[Begin]
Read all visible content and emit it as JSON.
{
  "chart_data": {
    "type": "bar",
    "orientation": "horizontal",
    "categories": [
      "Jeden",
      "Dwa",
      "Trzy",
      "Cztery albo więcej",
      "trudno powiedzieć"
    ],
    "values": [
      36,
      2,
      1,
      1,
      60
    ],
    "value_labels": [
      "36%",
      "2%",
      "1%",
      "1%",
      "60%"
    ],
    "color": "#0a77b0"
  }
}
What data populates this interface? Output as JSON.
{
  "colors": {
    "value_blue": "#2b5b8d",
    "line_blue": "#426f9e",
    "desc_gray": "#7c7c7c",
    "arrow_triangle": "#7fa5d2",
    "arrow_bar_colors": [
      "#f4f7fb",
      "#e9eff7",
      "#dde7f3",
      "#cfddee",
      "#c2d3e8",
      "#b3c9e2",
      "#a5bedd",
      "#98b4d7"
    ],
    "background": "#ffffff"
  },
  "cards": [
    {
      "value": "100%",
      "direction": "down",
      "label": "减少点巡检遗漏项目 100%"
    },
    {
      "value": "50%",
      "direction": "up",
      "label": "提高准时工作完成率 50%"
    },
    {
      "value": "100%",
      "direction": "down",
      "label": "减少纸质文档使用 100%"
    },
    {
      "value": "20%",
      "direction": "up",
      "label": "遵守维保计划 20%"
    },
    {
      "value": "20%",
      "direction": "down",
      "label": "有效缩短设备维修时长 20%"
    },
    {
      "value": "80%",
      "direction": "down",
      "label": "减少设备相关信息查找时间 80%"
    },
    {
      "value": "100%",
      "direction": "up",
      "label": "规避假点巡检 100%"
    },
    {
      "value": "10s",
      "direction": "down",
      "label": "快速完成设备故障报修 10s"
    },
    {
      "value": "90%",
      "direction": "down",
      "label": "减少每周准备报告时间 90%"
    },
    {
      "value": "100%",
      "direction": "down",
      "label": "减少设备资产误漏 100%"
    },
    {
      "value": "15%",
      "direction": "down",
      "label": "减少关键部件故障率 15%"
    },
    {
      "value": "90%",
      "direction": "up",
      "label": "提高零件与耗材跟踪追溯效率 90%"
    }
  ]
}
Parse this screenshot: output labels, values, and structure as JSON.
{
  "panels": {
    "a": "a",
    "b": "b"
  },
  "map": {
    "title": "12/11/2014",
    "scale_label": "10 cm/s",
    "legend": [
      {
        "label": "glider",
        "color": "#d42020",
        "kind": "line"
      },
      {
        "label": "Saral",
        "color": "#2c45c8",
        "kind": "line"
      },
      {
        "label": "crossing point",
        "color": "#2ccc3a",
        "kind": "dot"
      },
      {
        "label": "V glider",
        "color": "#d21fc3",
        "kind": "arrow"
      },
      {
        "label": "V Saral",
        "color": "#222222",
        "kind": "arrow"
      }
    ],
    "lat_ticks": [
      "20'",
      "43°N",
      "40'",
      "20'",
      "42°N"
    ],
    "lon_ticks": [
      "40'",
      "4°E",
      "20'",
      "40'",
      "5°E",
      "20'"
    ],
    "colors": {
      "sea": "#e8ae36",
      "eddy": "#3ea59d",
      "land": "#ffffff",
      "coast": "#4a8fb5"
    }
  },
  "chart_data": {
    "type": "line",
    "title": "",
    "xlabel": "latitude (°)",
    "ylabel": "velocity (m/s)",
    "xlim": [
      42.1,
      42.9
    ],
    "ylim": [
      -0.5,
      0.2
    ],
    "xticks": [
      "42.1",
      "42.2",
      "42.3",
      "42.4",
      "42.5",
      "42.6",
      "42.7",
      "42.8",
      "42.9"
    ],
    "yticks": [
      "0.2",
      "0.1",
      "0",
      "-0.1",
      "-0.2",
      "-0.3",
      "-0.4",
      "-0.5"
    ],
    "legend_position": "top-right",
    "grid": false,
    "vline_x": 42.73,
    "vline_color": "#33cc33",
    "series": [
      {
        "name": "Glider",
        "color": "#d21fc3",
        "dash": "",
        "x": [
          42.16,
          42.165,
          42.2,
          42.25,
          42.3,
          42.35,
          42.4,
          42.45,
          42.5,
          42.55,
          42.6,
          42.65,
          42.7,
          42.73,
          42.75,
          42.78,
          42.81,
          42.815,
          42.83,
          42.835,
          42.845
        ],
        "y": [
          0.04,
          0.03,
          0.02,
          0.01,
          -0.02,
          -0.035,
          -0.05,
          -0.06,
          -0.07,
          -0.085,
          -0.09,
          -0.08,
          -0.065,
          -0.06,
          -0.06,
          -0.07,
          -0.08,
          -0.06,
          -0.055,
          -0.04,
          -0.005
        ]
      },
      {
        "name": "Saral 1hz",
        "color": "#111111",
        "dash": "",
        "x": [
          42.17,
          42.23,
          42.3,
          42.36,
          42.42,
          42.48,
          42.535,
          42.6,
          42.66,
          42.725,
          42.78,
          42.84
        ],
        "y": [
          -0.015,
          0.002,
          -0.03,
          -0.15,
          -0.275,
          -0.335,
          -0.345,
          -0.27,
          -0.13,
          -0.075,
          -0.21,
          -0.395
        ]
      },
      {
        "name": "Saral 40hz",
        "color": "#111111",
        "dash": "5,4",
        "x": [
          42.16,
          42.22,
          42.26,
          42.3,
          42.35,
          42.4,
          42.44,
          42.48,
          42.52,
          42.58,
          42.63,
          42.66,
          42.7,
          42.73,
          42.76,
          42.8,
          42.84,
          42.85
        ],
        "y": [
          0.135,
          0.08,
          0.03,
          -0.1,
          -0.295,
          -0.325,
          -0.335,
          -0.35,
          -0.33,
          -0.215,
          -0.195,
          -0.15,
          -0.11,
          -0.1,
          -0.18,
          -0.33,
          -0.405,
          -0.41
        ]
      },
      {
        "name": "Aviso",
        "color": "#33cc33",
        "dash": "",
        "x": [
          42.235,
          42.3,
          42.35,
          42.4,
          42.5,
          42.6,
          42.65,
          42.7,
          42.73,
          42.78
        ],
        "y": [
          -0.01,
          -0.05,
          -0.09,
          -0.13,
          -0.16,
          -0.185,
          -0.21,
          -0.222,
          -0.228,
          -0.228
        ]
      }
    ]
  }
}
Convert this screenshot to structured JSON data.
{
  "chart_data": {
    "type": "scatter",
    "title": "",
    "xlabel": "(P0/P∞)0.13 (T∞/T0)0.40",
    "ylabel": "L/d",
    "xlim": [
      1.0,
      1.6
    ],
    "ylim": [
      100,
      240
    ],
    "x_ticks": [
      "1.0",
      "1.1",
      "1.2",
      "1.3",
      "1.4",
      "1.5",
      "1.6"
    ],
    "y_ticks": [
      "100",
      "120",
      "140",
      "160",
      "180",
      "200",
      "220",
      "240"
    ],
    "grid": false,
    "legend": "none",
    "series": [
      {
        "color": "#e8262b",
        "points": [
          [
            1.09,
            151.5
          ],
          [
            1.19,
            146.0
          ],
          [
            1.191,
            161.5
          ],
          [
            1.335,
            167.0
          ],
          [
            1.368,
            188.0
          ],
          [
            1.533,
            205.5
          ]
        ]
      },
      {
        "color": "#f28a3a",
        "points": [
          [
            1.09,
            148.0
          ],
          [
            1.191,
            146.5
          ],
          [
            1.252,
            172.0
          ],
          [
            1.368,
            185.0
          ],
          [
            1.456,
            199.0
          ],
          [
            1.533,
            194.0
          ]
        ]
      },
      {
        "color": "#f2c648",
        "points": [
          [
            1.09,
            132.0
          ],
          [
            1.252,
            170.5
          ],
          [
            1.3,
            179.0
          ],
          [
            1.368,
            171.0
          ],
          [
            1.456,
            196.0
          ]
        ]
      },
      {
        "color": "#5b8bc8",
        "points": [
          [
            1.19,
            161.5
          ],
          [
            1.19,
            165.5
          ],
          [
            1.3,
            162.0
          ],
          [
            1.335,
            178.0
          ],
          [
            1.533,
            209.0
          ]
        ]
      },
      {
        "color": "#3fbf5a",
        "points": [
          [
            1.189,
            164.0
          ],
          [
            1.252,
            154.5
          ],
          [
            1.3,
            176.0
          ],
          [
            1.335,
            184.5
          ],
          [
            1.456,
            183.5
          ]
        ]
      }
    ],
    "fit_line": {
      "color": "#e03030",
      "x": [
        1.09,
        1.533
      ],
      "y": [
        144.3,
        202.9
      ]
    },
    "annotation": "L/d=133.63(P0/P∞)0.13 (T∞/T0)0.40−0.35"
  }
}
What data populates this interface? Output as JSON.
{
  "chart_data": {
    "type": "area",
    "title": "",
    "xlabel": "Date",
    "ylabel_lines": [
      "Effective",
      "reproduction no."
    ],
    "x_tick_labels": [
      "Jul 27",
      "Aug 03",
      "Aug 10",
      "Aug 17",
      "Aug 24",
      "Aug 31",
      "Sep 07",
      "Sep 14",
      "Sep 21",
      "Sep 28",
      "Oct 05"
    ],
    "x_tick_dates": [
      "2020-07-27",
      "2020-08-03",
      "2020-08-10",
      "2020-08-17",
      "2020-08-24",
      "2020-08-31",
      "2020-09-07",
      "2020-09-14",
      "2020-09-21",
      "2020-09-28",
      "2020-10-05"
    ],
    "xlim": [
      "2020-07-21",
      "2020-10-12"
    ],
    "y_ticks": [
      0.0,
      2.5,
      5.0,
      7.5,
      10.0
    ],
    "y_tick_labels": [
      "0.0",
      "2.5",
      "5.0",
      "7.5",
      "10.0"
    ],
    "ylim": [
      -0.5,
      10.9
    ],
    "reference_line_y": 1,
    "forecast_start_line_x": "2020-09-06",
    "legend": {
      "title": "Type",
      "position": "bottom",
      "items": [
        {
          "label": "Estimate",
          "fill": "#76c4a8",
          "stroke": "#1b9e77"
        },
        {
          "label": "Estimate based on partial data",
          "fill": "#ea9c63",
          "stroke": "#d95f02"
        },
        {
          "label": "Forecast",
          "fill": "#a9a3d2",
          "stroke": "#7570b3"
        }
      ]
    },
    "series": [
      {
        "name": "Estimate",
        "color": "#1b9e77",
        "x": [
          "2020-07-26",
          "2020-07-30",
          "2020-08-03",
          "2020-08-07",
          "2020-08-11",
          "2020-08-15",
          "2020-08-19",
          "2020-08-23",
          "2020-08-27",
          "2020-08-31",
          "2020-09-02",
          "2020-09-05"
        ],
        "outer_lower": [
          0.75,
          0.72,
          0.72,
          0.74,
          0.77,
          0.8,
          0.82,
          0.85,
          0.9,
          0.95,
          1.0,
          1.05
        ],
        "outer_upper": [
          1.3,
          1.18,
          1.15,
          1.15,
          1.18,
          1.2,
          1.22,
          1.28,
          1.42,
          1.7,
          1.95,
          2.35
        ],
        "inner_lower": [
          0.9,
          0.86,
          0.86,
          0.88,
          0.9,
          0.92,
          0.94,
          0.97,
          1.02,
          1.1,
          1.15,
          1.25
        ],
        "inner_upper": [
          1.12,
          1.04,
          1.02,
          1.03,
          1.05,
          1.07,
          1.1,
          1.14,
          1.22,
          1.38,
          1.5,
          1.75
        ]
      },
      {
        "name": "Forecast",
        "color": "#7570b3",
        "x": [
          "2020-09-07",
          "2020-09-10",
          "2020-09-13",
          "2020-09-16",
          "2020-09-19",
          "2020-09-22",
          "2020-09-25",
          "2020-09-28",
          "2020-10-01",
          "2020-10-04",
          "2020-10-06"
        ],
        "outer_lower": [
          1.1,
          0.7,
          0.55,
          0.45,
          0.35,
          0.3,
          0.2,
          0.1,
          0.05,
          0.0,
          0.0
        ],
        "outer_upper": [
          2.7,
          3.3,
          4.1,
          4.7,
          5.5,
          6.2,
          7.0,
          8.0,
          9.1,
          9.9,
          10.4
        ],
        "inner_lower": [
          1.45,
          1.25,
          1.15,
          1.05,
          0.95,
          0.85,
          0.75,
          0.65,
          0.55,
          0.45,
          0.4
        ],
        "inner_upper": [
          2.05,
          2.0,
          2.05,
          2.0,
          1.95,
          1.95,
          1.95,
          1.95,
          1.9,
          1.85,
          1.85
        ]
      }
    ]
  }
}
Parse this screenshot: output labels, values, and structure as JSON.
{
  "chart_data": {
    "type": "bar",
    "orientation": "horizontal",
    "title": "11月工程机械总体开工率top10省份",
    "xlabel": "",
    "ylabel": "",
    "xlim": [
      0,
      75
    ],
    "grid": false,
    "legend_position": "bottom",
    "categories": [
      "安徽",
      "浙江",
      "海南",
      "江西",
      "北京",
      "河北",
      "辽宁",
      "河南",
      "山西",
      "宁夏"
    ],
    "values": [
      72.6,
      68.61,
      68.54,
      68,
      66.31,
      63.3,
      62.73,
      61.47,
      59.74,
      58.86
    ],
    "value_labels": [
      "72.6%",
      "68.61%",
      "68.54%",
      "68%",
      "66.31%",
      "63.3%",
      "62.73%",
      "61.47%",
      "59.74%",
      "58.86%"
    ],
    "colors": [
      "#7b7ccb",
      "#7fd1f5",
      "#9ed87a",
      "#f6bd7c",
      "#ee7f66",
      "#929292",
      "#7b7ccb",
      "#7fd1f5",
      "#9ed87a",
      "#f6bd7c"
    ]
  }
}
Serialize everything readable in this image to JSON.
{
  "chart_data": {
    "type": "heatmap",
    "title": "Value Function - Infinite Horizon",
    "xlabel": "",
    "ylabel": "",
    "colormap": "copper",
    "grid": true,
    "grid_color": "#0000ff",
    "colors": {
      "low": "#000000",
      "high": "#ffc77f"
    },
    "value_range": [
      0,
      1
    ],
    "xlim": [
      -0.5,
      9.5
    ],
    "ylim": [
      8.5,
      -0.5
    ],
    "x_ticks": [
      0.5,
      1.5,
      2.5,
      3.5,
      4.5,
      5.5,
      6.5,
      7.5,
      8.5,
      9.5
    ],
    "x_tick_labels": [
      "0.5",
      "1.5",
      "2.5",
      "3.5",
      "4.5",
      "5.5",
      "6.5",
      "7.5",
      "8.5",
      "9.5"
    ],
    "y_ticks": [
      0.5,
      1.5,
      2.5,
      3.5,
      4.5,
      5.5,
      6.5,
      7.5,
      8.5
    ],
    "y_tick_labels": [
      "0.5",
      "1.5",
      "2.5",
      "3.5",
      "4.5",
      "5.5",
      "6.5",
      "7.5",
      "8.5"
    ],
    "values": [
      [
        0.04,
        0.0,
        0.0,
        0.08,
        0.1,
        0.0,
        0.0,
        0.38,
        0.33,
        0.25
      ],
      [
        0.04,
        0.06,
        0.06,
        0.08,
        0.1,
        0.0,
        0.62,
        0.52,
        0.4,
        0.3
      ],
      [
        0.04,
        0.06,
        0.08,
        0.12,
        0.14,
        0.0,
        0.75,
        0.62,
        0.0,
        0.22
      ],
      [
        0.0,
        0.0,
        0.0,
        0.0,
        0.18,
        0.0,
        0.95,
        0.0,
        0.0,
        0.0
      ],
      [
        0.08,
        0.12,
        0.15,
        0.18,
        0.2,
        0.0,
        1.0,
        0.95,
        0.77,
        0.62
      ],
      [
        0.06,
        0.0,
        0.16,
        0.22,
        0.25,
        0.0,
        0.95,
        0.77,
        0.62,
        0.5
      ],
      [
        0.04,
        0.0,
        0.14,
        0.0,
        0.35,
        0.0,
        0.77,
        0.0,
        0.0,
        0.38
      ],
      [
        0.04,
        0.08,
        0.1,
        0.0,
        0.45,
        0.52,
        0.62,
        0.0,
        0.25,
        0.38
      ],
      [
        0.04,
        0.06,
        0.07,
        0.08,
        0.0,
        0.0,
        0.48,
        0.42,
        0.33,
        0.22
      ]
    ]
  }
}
[End]
From the listing above, return each line with the word "JSON".

→ Solution to the problem:
Read all visible content and emit it as JSON.
What data populates this interface? Output as JSON.
Parse this screenshot: output labels, values, and structure as JSON.
Convert this screenshot to structured JSON data.
What data populates this interface? Output as JSON.
Parse this screenshot: output labels, values, and structure as JSON.
Serialize everything readable in this image to JSON.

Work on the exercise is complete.